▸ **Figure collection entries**
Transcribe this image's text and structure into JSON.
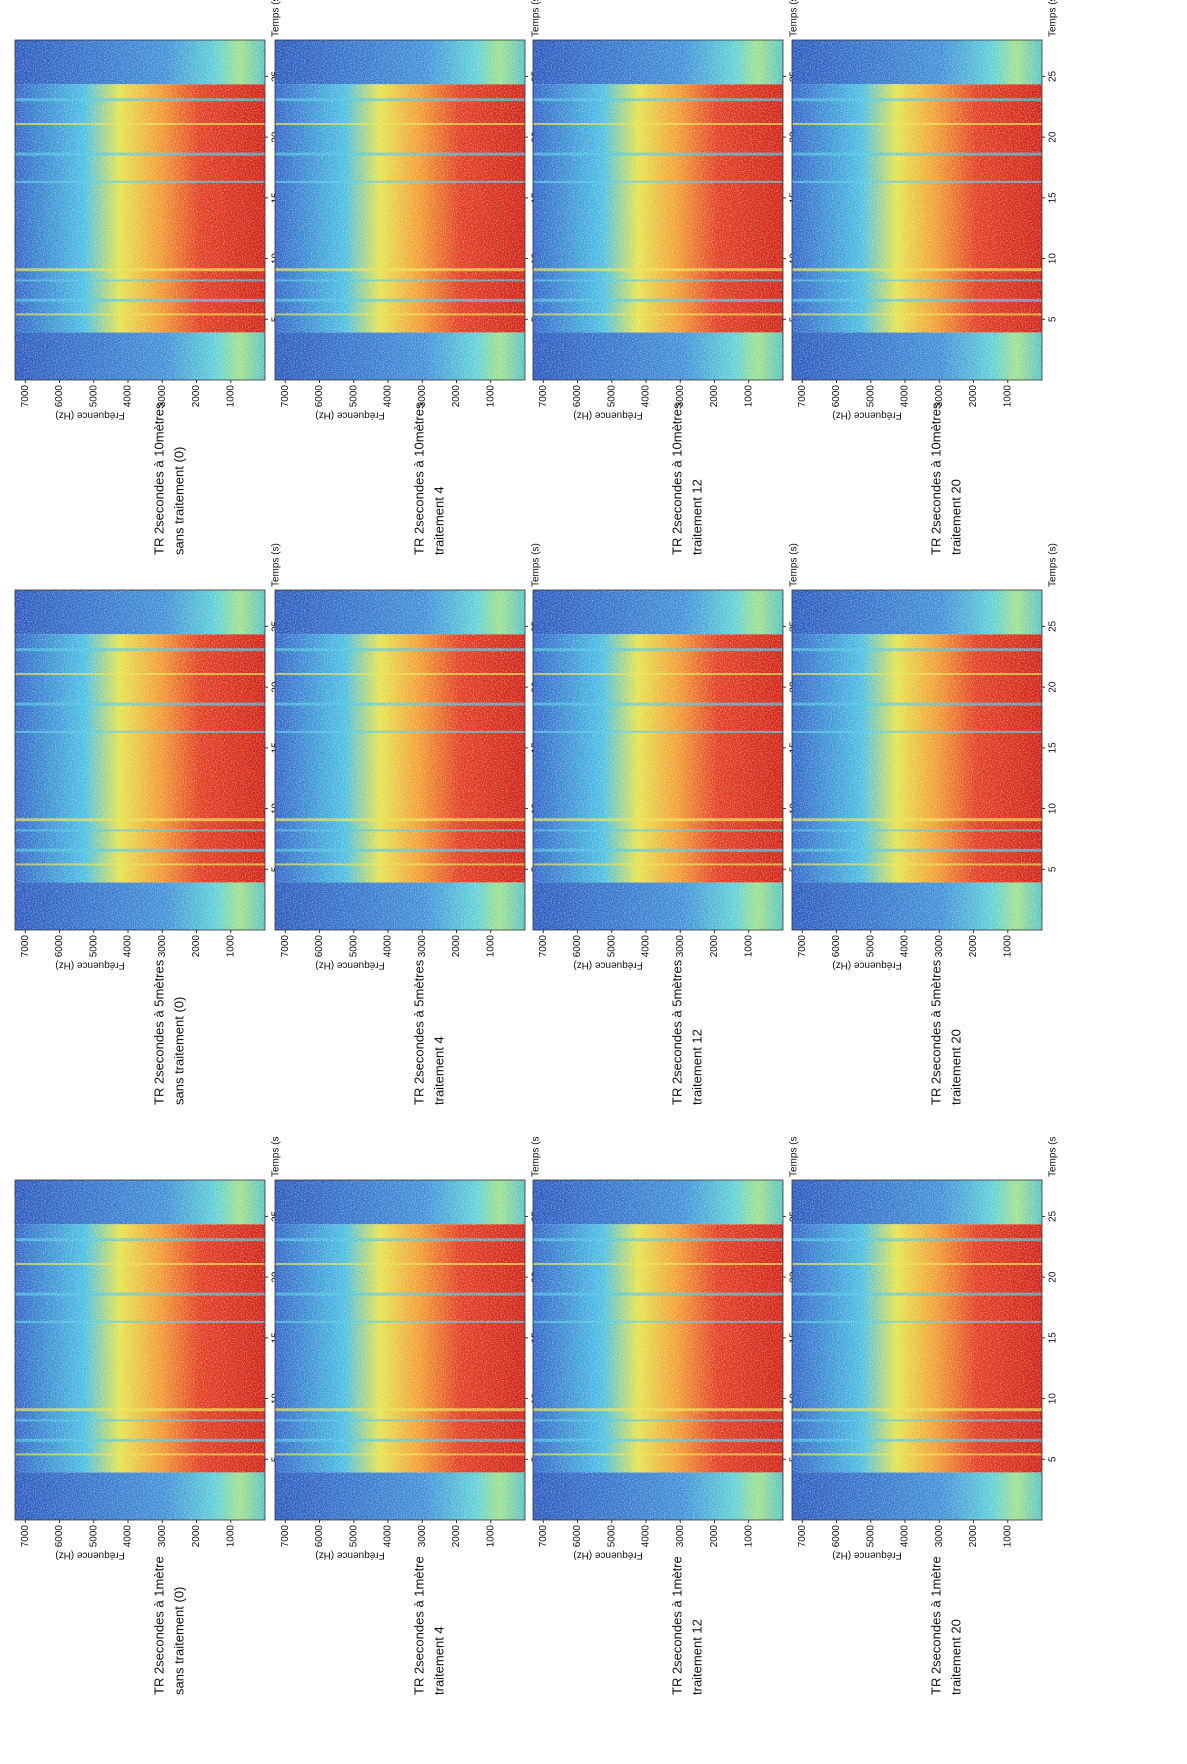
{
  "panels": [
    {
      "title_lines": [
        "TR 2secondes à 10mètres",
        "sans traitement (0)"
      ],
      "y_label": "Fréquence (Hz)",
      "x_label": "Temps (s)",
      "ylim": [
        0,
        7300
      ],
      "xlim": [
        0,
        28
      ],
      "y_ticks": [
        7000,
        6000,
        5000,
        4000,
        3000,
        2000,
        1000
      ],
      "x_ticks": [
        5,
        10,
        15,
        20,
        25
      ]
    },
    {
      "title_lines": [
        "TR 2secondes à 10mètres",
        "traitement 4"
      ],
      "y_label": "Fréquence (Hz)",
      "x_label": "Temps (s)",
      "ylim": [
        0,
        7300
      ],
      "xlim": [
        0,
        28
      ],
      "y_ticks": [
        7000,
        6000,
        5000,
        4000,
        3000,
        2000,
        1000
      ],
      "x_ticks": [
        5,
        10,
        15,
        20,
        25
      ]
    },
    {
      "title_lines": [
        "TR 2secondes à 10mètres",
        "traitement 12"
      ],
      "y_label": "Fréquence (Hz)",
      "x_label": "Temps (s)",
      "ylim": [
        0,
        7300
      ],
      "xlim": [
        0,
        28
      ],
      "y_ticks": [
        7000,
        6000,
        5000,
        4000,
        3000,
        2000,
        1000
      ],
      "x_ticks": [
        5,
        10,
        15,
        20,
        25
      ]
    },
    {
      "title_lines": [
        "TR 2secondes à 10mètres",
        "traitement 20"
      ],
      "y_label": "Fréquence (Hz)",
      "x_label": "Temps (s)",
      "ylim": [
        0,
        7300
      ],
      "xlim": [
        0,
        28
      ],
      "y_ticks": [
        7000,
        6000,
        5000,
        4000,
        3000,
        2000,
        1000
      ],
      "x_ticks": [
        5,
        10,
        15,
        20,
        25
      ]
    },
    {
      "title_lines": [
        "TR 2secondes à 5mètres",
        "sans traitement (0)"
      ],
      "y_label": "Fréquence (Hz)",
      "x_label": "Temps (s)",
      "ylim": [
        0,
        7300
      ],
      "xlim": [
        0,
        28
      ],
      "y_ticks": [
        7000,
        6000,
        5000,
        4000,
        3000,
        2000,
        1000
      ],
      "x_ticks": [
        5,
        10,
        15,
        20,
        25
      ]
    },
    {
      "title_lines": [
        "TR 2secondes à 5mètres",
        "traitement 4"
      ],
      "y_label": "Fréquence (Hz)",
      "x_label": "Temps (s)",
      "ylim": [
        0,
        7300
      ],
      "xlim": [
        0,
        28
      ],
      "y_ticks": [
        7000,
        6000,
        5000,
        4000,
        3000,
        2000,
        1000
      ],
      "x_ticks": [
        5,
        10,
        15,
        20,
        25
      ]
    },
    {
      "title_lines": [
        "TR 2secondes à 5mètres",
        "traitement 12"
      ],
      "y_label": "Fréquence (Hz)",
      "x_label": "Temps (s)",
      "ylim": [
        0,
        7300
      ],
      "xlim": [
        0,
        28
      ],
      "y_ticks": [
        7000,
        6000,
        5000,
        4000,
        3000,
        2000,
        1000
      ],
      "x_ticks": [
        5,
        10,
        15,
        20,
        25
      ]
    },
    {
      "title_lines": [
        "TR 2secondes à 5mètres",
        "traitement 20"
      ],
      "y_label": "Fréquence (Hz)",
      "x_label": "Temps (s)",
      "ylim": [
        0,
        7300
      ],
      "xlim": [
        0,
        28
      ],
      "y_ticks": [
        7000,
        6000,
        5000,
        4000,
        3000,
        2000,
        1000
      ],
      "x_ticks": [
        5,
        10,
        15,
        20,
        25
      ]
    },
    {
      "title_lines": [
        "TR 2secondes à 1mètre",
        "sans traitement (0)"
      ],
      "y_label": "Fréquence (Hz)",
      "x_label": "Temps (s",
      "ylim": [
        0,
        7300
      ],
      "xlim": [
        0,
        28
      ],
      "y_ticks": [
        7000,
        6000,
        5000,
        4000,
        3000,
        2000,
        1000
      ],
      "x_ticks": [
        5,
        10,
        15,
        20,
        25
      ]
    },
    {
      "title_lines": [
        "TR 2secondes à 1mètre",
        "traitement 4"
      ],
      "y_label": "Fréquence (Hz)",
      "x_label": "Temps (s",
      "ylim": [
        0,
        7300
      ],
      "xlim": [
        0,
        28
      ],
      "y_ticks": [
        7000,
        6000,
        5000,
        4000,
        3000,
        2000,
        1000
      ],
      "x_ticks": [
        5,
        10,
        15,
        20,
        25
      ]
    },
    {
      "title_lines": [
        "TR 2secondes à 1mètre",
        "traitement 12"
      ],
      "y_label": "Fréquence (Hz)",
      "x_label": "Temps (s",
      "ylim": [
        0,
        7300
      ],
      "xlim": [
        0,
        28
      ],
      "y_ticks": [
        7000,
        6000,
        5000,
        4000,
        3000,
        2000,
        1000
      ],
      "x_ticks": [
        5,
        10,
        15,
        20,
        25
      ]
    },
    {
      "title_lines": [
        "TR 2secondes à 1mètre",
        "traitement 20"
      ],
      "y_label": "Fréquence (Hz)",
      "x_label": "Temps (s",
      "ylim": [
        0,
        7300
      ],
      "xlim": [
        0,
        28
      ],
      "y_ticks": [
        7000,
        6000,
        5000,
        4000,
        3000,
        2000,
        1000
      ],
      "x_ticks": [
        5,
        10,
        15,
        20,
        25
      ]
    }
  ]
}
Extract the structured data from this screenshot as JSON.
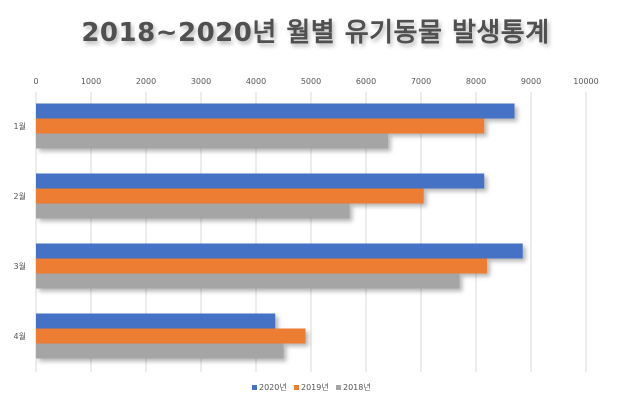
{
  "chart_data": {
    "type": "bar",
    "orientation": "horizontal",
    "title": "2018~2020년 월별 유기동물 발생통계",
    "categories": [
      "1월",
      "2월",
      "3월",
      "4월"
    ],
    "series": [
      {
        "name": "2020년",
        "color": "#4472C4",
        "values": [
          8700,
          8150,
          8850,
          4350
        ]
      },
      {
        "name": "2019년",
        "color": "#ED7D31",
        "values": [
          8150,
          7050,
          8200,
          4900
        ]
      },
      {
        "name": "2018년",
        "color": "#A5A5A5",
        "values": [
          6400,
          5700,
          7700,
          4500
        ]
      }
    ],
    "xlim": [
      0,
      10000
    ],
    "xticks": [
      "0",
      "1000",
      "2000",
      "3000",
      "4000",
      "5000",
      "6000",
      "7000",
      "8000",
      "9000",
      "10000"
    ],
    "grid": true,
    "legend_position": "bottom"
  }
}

▸ **GIVEN EXERCISE**
Your answer should be only the number of lines that hold the word "this".

▸ **WRITTEN REPLY**
2